**Task:** Pictures do not belong in the copy; quote every entry below exactly.

**Dataset entries:**
______

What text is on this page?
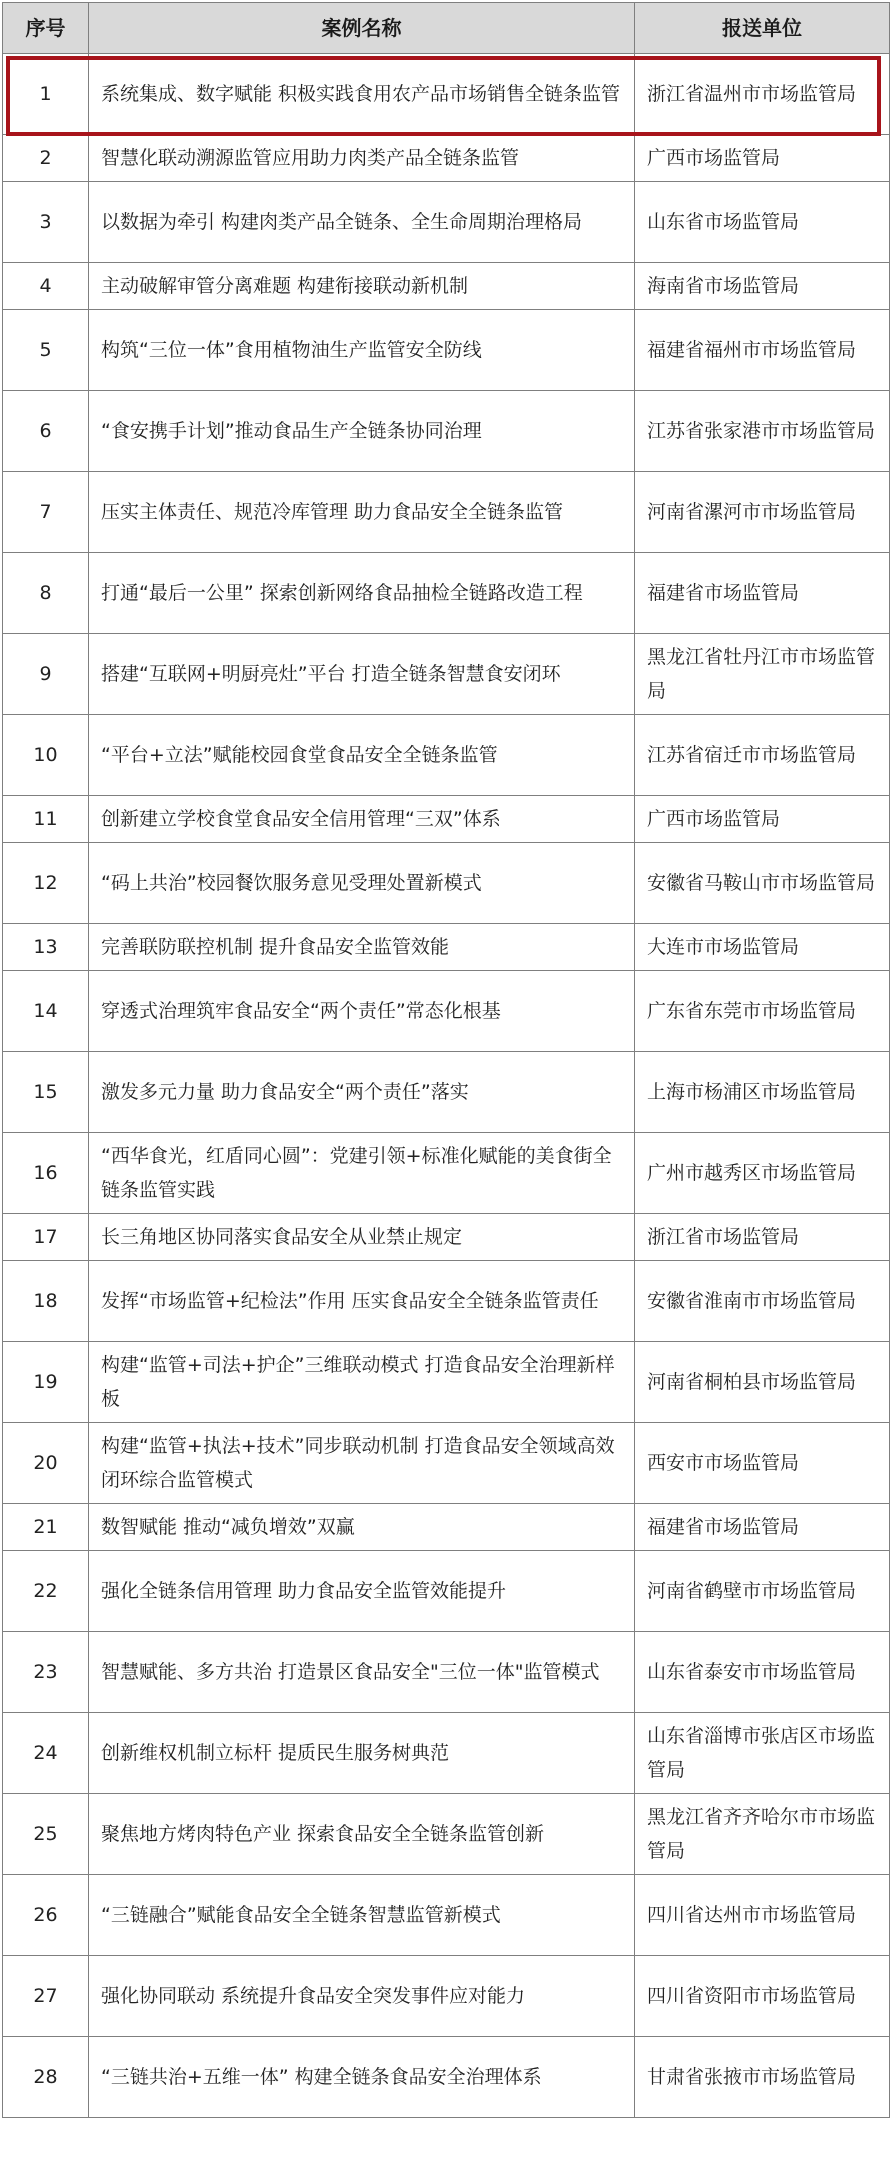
序号	案例名称	报送单位
1	系统集成、数字赋能 积极实践食用农产品市场销售全链条监管	浙江省温州市市场监管局
2	智慧化联动溯源监管应用助力肉类产品全链条监管	广西市场监管局
3	以数据为牵引 构建肉类产品全链条、全生命周期治理格局	山东省市场监管局
4	主动破解审管分离难题 构建衔接联动新机制	海南省市场监管局
5	构筑“三位一体”食用植物油生产监管安全防线	福建省福州市市场监管局
6	“食安携手计划”推动食品生产全链条协同治理	江苏省张家港市市场监管局
7	压实主体责任、规范冷库管理 助力食品安全全链条监管	河南省漯河市市场监管局
8	打通“最后一公里” 探索创新网络食品抽检全链路改造工程	福建省市场监管局
9	搭建“互联网+明厨亮灶”平台 打造全链条智慧食安闭环	黑龙江省牡丹江市市场监管局
10	“平台+立法”赋能校园食堂食品安全全链条监管	江苏省宿迁市市场监管局
11	创新建立学校食堂食品安全信用管理“三双”体系	广西市场监管局
12	“码上共治”校园餐饮服务意见受理处置新模式	安徽省马鞍山市市场监管局
13	完善联防联控机制 提升食品安全监管效能	大连市市场监管局
14	穿透式治理筑牢食品安全“两个责任”常态化根基	广东省东莞市市场监管局
15	激发多元力量 助力食品安全“两个责任”落实	上海市杨浦区市场监管局
16	“西华食光，红盾同心圆”：党建引领+标准化赋能的美食街全链条监管实践	广州市越秀区市场监管局
17	长三角地区协同落实食品安全从业禁止规定	浙江省市场监管局
18	发挥“市场监管+纪检法”作用 压实食品安全全链条监管责任	安徽省淮南市市场监管局
19	构建“监管+司法+护企”三维联动模式 打造食品安全治理新样板	河南省桐柏县市场监管局
20	构建“监管+执法+技术”同步联动机制 打造食品安全领域高效闭环综合监管模式	西安市市场监管局
21	数智赋能 推动“减负增效”双赢	福建省市场监管局
22	强化全链条信用管理 助力食品安全监管效能提升	河南省鹤壁市市场监管局
23	智慧赋能、多方共治 打造景区食品安全"三位一体"监管模式	山东省泰安市市场监管局
24	创新维权机制立标杆 提质民生服务树典范	山东省淄博市张店区市场监管局
25	聚焦地方烤肉特色产业 探索食品安全全链条监管创新	黑龙江省齐齐哈尔市市场监管局
26	“三链融合”赋能食品安全全链条智慧监管新模式	四川省达州市市场监管局
27	强化协同联动 系统提升食品安全突发事件应对能力	四川省资阳市市场监管局
28	“三链共治+五维一体” 构建全链条食品安全治理体系	甘肃省张掖市市场监管局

______

**Written response:**
What text is on this page?
序号	案例名称	报送单位
1	系统集成、数字赋能 积极实践食用农产品市场销售全链条监管	浙江省温州市市场监管局
2	智慧化联动溯源监管应用助力肉类产品全链条监管	广西市场监管局
3	以数据为牵引 构建肉类产品全链条、全生命周期治理格局	山东省市场监管局
4	主动破解审管分离难题 构建衔接联动新机制	海南省市场监管局
5	构筑“三位一体”食用植物油生产监管安全防线	福建省福州市市场监管局
6	“食安携手计划”推动食品生产全链条协同治理	江苏省张家港市市场监管局
7	压实主体责任、规范冷库管理 助力食品安全全链条监管	河南省漯河市市场监管局
8	打通“最后一公里” 探索创新网络食品抽检全链路改造工程	福建省市场监管局
9	搭建“互联网+明厨亮灶”平台 打造全链条智慧食安闭环	黑龙江省牡丹江市市场监管局
10	“平台+立法”赋能校园食堂食品安全全链条监管	江苏省宿迁市市场监管局
11	创新建立学校食堂食品安全信用管理“三双”体系	广西市场监管局
12	“码上共治”校园餐饮服务意见受理处置新模式	安徽省马鞍山市市场监管局
13	完善联防联控机制 提升食品安全监管效能	大连市市场监管局
14	穿透式治理筑牢食品安全“两个责任”常态化根基	广东省东莞市市场监管局
15	激发多元力量 助力食品安全“两个责任”落实	上海市杨浦区市场监管局
16	“西华食光，红盾同心圆”：党建引领+标准化赋能的美食街全链条监管实践	广州市越秀区市场监管局
17	长三角地区协同落实食品安全从业禁止规定	浙江省市场监管局
18	发挥“市场监管+纪检法”作用 压实食品安全全链条监管责任	安徽省淮南市市场监管局
19	构建“监管+司法+护企”三维联动模式 打造食品安全治理新样板	河南省桐柏县市场监管局
20	构建“监管+执法+技术”同步联动机制 打造食品安全领域高效闭环综合监管模式	西安市市场监管局
21	数智赋能 推动“减负增效”双赢	福建省市场监管局
22	强化全链条信用管理 助力食品安全监管效能提升	河南省鹤壁市市场监管局
23	智慧赋能、多方共治 打造景区食品安全"三位一体"监管模式	山东省泰安市市场监管局
24	创新维权机制立标杆 提质民生服务树典范	山东省淄博市张店区市场监管局
25	聚焦地方烤肉特色产业 探索食品安全全链条监管创新	黑龙江省齐齐哈尔市市场监管局
26	“三链融合”赋能食品安全全链条智慧监管新模式	四川省达州市市场监管局
27	强化协同联动 系统提升食品安全突发事件应对能力	四川省资阳市市场监管局
28	“三链共治+五维一体” 构建全链条食品安全治理体系	甘肃省张掖市市场监管局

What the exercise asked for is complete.